■ **EXERCISE TASK**
Gather up every line that includes the string "JSON".

■ **Records**
•••••

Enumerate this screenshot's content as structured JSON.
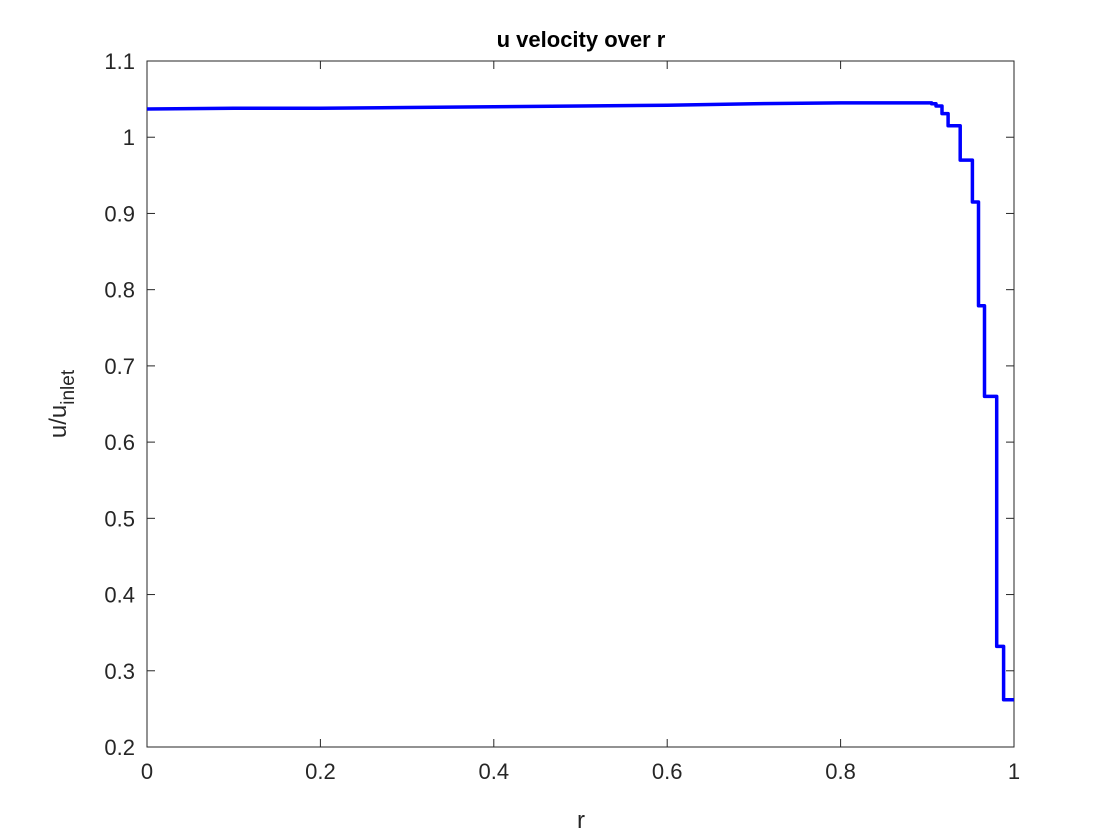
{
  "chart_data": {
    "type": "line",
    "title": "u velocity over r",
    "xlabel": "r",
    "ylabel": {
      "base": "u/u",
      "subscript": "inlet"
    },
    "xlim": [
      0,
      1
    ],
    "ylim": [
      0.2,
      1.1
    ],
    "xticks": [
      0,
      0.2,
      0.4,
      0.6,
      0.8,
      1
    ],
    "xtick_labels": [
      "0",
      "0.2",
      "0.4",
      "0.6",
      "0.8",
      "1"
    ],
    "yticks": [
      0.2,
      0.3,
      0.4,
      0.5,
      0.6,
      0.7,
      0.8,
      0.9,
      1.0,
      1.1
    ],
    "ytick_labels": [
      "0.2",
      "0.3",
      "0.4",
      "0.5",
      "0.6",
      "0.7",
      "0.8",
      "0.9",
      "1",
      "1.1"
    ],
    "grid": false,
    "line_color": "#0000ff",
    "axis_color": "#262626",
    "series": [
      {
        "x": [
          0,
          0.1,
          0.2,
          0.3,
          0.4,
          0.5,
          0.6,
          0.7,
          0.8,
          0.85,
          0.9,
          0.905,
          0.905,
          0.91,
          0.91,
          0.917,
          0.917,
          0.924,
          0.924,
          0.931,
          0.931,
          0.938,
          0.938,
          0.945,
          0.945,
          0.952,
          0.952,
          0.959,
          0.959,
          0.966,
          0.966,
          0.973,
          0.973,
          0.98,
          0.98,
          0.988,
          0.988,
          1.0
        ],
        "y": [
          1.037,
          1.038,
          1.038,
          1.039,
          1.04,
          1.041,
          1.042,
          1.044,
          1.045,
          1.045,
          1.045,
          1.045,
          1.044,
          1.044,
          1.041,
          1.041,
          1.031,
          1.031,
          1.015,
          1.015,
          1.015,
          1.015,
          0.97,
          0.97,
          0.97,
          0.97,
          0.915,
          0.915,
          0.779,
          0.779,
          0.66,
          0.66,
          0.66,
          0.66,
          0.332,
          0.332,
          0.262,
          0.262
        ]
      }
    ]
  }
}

•••••

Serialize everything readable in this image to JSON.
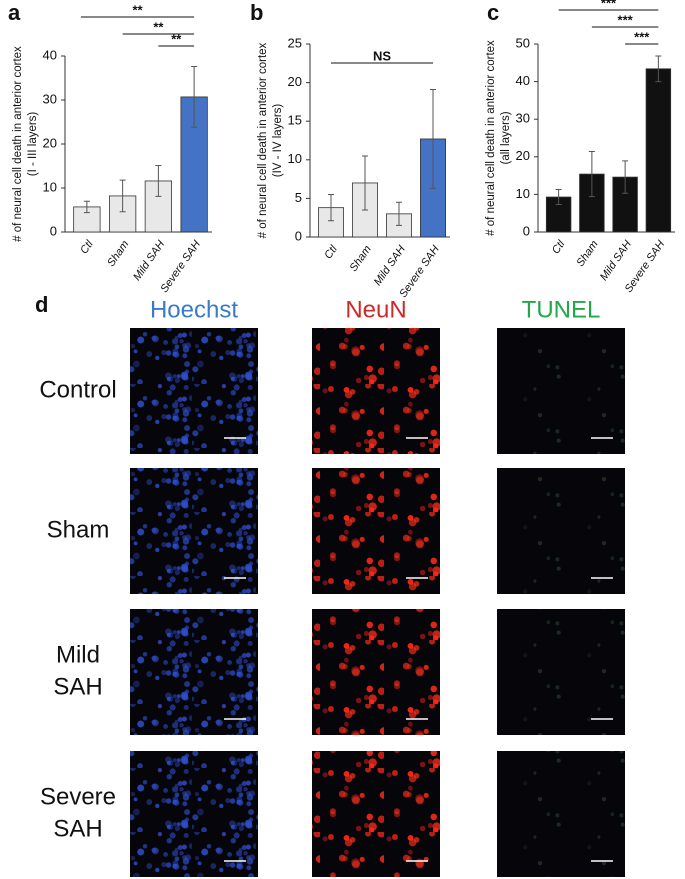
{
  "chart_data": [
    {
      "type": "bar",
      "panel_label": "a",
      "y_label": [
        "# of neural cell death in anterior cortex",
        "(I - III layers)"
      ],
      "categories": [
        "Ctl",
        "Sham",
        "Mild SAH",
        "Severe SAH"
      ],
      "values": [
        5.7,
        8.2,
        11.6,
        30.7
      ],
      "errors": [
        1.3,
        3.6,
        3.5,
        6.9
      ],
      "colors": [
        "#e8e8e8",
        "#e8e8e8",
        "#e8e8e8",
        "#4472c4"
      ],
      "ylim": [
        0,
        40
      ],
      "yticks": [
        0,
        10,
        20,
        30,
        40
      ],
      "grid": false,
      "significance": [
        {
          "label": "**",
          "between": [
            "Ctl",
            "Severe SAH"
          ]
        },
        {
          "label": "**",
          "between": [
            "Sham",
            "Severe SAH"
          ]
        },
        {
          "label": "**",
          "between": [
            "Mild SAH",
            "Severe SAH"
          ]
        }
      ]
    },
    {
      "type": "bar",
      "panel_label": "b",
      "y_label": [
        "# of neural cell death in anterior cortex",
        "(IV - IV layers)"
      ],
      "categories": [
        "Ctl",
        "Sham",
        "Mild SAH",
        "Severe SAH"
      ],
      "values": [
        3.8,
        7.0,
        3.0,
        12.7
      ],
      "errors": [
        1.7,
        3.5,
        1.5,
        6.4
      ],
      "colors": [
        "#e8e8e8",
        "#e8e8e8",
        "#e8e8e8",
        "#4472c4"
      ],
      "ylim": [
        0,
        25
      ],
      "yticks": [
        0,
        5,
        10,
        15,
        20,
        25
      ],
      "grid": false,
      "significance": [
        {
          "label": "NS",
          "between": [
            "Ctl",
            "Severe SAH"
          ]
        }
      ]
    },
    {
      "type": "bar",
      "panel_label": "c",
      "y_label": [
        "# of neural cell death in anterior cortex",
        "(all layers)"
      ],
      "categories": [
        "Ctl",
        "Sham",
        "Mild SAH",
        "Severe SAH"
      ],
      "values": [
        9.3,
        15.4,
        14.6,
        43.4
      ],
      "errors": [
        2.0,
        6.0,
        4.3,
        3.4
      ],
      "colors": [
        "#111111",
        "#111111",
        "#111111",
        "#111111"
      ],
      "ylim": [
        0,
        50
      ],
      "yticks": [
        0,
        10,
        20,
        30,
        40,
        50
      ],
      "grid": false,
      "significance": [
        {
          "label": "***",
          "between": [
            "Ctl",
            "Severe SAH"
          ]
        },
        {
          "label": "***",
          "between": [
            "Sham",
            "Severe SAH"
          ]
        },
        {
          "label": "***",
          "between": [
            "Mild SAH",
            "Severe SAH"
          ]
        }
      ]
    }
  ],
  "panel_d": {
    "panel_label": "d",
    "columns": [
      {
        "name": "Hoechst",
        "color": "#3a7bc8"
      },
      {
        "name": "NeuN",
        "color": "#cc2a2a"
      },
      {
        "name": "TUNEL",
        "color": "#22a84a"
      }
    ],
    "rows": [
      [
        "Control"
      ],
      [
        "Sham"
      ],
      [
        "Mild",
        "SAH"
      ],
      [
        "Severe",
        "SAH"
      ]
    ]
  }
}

•••••

■ **THE SOLUTION**
Enumerate this screenshot's content as structured JSON.
Serialize everything readable in this image to JSON.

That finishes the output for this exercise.